Do this - Scan the lines below for the string "subtitle" and copy every one that has it.

[Rows from a figure dataset]
——

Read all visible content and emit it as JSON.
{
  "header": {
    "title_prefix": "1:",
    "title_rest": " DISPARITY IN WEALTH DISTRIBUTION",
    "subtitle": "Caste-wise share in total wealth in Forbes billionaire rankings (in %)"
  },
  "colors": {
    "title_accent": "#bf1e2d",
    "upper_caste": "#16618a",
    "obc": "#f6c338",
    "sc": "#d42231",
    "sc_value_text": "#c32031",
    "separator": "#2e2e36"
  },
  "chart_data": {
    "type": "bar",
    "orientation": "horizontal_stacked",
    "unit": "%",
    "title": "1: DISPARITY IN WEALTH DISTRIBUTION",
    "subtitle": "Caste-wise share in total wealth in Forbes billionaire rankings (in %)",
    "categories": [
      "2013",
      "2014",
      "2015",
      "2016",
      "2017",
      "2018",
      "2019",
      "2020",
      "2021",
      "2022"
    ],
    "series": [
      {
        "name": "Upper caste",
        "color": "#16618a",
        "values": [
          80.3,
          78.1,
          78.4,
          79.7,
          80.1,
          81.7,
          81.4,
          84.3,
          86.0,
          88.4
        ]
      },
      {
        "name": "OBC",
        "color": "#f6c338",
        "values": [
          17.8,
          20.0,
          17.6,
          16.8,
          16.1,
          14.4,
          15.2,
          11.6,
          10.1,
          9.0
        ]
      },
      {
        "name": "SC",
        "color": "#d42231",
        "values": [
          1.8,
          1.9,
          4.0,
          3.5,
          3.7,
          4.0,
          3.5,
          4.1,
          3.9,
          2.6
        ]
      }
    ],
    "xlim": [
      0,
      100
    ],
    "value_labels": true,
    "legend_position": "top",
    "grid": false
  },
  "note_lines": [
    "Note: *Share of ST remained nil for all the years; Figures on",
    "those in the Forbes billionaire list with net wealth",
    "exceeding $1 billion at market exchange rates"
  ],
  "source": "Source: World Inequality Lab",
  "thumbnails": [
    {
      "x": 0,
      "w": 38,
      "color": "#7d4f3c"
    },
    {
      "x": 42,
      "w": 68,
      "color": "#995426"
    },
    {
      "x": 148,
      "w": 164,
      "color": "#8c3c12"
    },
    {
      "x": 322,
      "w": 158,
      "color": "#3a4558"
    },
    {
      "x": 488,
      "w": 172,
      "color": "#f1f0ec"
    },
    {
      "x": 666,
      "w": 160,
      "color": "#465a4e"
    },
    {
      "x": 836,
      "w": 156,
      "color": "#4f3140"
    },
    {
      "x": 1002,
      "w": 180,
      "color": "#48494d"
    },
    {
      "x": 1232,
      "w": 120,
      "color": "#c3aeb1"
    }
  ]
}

——

Output below -
    "subtitle": "Caste-wise share in total wealth in Forbes billionaire rankings (in %)"
    "subtitle": "Caste-wise share in total wealth in Forbes billionaire rankings (in %)",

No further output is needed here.